(Source data)
☆ ☆ ☆ ☆ ☆

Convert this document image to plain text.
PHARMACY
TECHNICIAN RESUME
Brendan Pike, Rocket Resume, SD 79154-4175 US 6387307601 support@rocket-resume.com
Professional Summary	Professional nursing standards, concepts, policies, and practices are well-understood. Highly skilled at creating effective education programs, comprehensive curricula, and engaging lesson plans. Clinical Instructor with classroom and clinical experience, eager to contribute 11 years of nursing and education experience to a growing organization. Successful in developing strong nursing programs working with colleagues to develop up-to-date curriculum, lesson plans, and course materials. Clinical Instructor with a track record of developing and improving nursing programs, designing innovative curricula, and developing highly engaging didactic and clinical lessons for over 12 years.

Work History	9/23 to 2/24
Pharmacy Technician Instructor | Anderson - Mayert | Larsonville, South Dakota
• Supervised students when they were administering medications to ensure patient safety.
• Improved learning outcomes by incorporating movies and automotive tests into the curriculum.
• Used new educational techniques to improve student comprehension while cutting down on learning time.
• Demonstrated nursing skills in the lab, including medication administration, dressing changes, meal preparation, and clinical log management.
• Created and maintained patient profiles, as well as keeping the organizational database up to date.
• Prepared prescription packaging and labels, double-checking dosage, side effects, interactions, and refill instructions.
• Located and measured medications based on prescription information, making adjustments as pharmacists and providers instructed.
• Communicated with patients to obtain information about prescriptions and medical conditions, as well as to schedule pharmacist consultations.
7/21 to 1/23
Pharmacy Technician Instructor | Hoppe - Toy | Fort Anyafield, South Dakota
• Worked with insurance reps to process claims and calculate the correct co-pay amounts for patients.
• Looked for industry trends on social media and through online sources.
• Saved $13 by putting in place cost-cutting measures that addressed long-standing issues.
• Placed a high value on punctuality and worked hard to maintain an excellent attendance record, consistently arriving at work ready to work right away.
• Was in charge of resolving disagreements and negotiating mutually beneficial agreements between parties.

☆ ☆ ☆ ☆ ☆

Whenever a line in the entries above includes the word "medications", pull that line out.

• Supervised students when they were administering medications to ensure patient safety.
• Located and measured medications based on prescription information, making adjustments as pharmacists and providers instructed.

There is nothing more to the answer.